- Dataset excerpt -
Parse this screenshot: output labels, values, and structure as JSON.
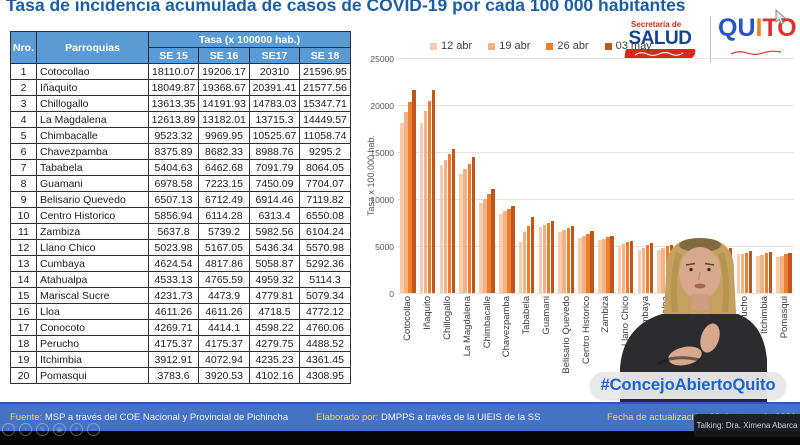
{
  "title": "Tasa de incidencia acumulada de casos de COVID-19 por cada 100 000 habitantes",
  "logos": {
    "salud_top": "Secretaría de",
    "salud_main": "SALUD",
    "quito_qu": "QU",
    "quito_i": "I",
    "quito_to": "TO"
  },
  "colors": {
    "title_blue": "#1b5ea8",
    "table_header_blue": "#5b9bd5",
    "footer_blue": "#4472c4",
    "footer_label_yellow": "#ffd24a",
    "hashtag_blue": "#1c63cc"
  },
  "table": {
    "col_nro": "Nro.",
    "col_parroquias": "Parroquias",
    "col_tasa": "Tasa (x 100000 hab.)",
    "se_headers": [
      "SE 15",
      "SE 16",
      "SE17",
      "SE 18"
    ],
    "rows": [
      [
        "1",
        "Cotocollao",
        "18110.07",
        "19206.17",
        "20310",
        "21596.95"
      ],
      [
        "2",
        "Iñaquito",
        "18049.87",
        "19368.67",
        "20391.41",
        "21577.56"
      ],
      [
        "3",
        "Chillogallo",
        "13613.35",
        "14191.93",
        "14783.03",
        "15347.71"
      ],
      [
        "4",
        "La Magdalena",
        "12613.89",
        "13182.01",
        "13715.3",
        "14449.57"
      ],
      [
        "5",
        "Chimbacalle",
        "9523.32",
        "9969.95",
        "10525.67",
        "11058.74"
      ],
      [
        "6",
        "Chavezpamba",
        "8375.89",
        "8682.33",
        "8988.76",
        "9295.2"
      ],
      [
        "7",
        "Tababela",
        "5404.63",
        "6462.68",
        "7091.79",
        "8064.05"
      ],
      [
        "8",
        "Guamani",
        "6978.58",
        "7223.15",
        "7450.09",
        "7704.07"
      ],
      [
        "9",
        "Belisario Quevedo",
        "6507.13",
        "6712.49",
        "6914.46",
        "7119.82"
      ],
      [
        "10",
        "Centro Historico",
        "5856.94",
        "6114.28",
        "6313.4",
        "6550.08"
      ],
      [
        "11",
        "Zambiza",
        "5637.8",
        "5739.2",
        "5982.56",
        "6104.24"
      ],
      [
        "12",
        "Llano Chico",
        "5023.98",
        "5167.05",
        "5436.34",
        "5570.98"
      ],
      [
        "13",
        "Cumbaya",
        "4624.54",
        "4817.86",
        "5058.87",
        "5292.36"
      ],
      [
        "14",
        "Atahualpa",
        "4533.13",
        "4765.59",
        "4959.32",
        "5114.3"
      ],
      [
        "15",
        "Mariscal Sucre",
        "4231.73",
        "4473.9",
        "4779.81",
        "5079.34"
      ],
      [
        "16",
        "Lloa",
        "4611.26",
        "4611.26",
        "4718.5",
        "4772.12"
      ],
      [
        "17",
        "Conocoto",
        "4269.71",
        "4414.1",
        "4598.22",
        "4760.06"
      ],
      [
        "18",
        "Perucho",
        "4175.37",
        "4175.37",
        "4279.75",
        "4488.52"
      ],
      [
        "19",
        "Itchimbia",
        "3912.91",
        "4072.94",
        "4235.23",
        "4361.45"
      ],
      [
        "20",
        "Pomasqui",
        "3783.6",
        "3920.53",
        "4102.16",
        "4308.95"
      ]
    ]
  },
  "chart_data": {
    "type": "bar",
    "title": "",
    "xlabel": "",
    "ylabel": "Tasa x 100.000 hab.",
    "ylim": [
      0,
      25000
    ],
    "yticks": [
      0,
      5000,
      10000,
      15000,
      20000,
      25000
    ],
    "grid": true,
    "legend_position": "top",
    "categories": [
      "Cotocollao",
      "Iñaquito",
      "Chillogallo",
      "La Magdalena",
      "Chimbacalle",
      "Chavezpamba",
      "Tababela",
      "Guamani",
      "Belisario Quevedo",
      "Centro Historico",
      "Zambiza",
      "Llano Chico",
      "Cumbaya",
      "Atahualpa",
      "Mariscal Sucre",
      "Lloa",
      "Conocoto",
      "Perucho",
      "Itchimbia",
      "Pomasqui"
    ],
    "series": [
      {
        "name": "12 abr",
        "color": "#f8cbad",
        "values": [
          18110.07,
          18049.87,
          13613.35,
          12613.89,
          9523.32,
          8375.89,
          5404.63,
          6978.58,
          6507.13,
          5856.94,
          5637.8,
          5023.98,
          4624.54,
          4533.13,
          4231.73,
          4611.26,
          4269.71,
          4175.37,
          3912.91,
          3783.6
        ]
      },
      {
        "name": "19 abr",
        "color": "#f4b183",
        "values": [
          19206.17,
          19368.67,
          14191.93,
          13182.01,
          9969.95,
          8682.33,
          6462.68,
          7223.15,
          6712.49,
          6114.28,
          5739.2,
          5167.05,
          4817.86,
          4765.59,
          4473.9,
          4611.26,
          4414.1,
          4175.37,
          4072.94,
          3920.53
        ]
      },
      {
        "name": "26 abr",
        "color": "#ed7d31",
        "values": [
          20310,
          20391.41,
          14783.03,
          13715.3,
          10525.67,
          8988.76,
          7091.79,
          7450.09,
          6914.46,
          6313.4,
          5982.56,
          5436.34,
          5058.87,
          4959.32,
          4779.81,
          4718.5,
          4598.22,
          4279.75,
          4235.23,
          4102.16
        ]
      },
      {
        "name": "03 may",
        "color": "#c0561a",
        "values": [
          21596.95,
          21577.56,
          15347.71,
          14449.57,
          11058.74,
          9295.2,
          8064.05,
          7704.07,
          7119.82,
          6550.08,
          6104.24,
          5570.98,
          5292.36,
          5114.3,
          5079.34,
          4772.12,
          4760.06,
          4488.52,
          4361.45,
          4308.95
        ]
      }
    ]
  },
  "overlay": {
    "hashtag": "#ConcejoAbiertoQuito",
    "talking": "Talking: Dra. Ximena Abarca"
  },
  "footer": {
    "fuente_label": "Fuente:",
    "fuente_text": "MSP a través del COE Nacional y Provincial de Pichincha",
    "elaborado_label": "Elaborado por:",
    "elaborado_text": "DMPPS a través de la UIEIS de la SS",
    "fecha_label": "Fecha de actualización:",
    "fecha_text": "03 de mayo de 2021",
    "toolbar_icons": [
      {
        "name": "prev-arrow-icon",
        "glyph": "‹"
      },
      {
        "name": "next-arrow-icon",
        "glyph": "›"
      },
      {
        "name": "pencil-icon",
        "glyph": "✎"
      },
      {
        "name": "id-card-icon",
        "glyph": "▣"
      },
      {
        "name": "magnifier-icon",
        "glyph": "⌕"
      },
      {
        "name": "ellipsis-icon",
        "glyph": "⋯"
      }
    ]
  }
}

- What to produce -
Leave out the pictures and retype every line above exactly.

- Full answer -
Parse this screenshot: output labels, values, and structure as JSON.
{
  "title": "Tasa de incidencia acumulada de casos de COVID-19 por cada 100 000 habitantes",
  "logos": {
    "salud_top": "Secretaría de",
    "salud_main": "SALUD",
    "quito_qu": "QU",
    "quito_i": "I",
    "quito_to": "TO"
  },
  "colors": {
    "title_blue": "#1b5ea8",
    "table_header_blue": "#5b9bd5",
    "footer_blue": "#4472c4",
    "footer_label_yellow": "#ffd24a",
    "hashtag_blue": "#1c63cc"
  },
  "table": {
    "col_nro": "Nro.",
    "col_parroquias": "Parroquias",
    "col_tasa": "Tasa (x 100000 hab.)",
    "se_headers": [
      "SE 15",
      "SE 16",
      "SE17",
      "SE 18"
    ],
    "rows": [
      [
        "1",
        "Cotocollao",
        "18110.07",
        "19206.17",
        "20310",
        "21596.95"
      ],
      [
        "2",
        "Iñaquito",
        "18049.87",
        "19368.67",
        "20391.41",
        "21577.56"
      ],
      [
        "3",
        "Chillogallo",
        "13613.35",
        "14191.93",
        "14783.03",
        "15347.71"
      ],
      [
        "4",
        "La Magdalena",
        "12613.89",
        "13182.01",
        "13715.3",
        "14449.57"
      ],
      [
        "5",
        "Chimbacalle",
        "9523.32",
        "9969.95",
        "10525.67",
        "11058.74"
      ],
      [
        "6",
        "Chavezpamba",
        "8375.89",
        "8682.33",
        "8988.76",
        "9295.2"
      ],
      [
        "7",
        "Tababela",
        "5404.63",
        "6462.68",
        "7091.79",
        "8064.05"
      ],
      [
        "8",
        "Guamani",
        "6978.58",
        "7223.15",
        "7450.09",
        "7704.07"
      ],
      [
        "9",
        "Belisario Quevedo",
        "6507.13",
        "6712.49",
        "6914.46",
        "7119.82"
      ],
      [
        "10",
        "Centro Historico",
        "5856.94",
        "6114.28",
        "6313.4",
        "6550.08"
      ],
      [
        "11",
        "Zambiza",
        "5637.8",
        "5739.2",
        "5982.56",
        "6104.24"
      ],
      [
        "12",
        "Llano Chico",
        "5023.98",
        "5167.05",
        "5436.34",
        "5570.98"
      ],
      [
        "13",
        "Cumbaya",
        "4624.54",
        "4817.86",
        "5058.87",
        "5292.36"
      ],
      [
        "14",
        "Atahualpa",
        "4533.13",
        "4765.59",
        "4959.32",
        "5114.3"
      ],
      [
        "15",
        "Mariscal Sucre",
        "4231.73",
        "4473.9",
        "4779.81",
        "5079.34"
      ],
      [
        "16",
        "Lloa",
        "4611.26",
        "4611.26",
        "4718.5",
        "4772.12"
      ],
      [
        "17",
        "Conocoto",
        "4269.71",
        "4414.1",
        "4598.22",
        "4760.06"
      ],
      [
        "18",
        "Perucho",
        "4175.37",
        "4175.37",
        "4279.75",
        "4488.52"
      ],
      [
        "19",
        "Itchimbia",
        "3912.91",
        "4072.94",
        "4235.23",
        "4361.45"
      ],
      [
        "20",
        "Pomasqui",
        "3783.6",
        "3920.53",
        "4102.16",
        "4308.95"
      ]
    ]
  },
  "chart_data": {
    "type": "bar",
    "title": "",
    "xlabel": "",
    "ylabel": "Tasa x 100.000 hab.",
    "ylim": [
      0,
      25000
    ],
    "yticks": [
      0,
      5000,
      10000,
      15000,
      20000,
      25000
    ],
    "grid": true,
    "legend_position": "top",
    "categories": [
      "Cotocollao",
      "Iñaquito",
      "Chillogallo",
      "La Magdalena",
      "Chimbacalle",
      "Chavezpamba",
      "Tababela",
      "Guamani",
      "Belisario Quevedo",
      "Centro Historico",
      "Zambiza",
      "Llano Chico",
      "Cumbaya",
      "Atahualpa",
      "Mariscal Sucre",
      "Lloa",
      "Conocoto",
      "Perucho",
      "Itchimbia",
      "Pomasqui"
    ],
    "series": [
      {
        "name": "12 abr",
        "color": "#f8cbad",
        "values": [
          18110.07,
          18049.87,
          13613.35,
          12613.89,
          9523.32,
          8375.89,
          5404.63,
          6978.58,
          6507.13,
          5856.94,
          5637.8,
          5023.98,
          4624.54,
          4533.13,
          4231.73,
          4611.26,
          4269.71,
          4175.37,
          3912.91,
          3783.6
        ]
      },
      {
        "name": "19 abr",
        "color": "#f4b183",
        "values": [
          19206.17,
          19368.67,
          14191.93,
          13182.01,
          9969.95,
          8682.33,
          6462.68,
          7223.15,
          6712.49,
          6114.28,
          5739.2,
          5167.05,
          4817.86,
          4765.59,
          4473.9,
          4611.26,
          4414.1,
          4175.37,
          4072.94,
          3920.53
        ]
      },
      {
        "name": "26 abr",
        "color": "#ed7d31",
        "values": [
          20310,
          20391.41,
          14783.03,
          13715.3,
          10525.67,
          8988.76,
          7091.79,
          7450.09,
          6914.46,
          6313.4,
          5982.56,
          5436.34,
          5058.87,
          4959.32,
          4779.81,
          4718.5,
          4598.22,
          4279.75,
          4235.23,
          4102.16
        ]
      },
      {
        "name": "03 may",
        "color": "#c0561a",
        "values": [
          21596.95,
          21577.56,
          15347.71,
          14449.57,
          11058.74,
          9295.2,
          8064.05,
          7704.07,
          7119.82,
          6550.08,
          6104.24,
          5570.98,
          5292.36,
          5114.3,
          5079.34,
          4772.12,
          4760.06,
          4488.52,
          4361.45,
          4308.95
        ]
      }
    ]
  },
  "overlay": {
    "hashtag": "#ConcejoAbiertoQuito",
    "talking": "Talking: Dra. Ximena Abarca"
  },
  "footer": {
    "fuente_label": "Fuente:",
    "fuente_text": "MSP a través del COE Nacional y Provincial de Pichincha",
    "elaborado_label": "Elaborado por:",
    "elaborado_text": "DMPPS a través de la UIEIS de la SS",
    "fecha_label": "Fecha de actualización:",
    "fecha_text": "03 de mayo de 2021",
    "toolbar_icons": [
      {
        "name": "prev-arrow-icon",
        "glyph": "‹"
      },
      {
        "name": "next-arrow-icon",
        "glyph": "›"
      },
      {
        "name": "pencil-icon",
        "glyph": "✎"
      },
      {
        "name": "id-card-icon",
        "glyph": "▣"
      },
      {
        "name": "magnifier-icon",
        "glyph": "⌕"
      },
      {
        "name": "ellipsis-icon",
        "glyph": "⋯"
      }
    ]
  }
}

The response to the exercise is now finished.